## Task data

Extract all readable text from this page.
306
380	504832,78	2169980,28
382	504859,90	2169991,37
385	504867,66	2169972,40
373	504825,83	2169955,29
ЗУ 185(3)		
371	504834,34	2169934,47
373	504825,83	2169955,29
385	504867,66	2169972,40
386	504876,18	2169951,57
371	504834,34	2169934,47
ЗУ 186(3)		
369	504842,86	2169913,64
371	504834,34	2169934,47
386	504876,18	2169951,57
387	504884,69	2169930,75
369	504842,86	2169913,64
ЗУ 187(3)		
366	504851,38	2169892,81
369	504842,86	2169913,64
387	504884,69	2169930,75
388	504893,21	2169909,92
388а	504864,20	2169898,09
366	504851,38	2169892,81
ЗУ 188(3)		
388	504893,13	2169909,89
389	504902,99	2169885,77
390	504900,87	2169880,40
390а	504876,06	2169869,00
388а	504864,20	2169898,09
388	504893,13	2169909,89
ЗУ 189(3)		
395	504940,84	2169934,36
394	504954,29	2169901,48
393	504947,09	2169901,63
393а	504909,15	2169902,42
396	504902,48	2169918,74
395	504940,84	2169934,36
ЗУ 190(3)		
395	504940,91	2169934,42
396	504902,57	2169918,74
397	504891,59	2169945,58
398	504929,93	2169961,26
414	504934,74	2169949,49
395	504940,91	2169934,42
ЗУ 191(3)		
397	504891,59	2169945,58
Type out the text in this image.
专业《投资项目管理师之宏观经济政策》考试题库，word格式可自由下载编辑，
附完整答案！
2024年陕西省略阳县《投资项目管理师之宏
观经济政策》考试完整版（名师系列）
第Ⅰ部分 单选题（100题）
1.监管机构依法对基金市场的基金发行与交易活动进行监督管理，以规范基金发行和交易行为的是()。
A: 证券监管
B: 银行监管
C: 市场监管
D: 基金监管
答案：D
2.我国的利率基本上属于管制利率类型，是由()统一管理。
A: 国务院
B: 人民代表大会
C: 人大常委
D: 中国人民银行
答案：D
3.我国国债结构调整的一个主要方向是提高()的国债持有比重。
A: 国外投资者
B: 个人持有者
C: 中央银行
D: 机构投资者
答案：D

--

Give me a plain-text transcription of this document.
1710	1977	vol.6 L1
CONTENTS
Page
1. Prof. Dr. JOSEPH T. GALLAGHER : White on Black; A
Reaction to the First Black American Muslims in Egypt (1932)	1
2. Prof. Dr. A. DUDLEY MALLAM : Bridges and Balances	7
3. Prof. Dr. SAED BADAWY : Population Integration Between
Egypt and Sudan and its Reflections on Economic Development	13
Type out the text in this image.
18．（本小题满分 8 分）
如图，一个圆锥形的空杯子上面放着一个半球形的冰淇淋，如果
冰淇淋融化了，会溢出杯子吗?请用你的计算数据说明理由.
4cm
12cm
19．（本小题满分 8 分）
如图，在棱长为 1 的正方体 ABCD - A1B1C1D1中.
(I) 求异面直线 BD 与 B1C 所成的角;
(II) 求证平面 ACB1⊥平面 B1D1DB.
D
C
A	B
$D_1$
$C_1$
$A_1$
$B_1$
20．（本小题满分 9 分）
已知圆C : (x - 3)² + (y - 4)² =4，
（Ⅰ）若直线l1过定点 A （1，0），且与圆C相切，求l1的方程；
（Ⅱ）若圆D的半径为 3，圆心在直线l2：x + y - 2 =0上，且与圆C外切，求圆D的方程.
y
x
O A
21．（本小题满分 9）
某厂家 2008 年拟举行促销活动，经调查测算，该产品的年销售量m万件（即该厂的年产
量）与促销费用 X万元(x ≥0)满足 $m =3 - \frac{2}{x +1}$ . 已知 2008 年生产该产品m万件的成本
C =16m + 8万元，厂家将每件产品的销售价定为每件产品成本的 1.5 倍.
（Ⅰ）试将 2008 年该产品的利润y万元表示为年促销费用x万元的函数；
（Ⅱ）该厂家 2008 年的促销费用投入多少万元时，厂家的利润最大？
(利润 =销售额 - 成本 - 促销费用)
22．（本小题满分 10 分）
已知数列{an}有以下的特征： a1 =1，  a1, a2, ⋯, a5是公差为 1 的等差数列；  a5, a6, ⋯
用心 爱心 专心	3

## Your task
Extract all lines from the data in which "Black" is found.

## In response
1. Prof. Dr. JOSEPH T. GALLAGHER : White on Black; A
Reaction to the First Black American Muslims in Egypt (1932)	1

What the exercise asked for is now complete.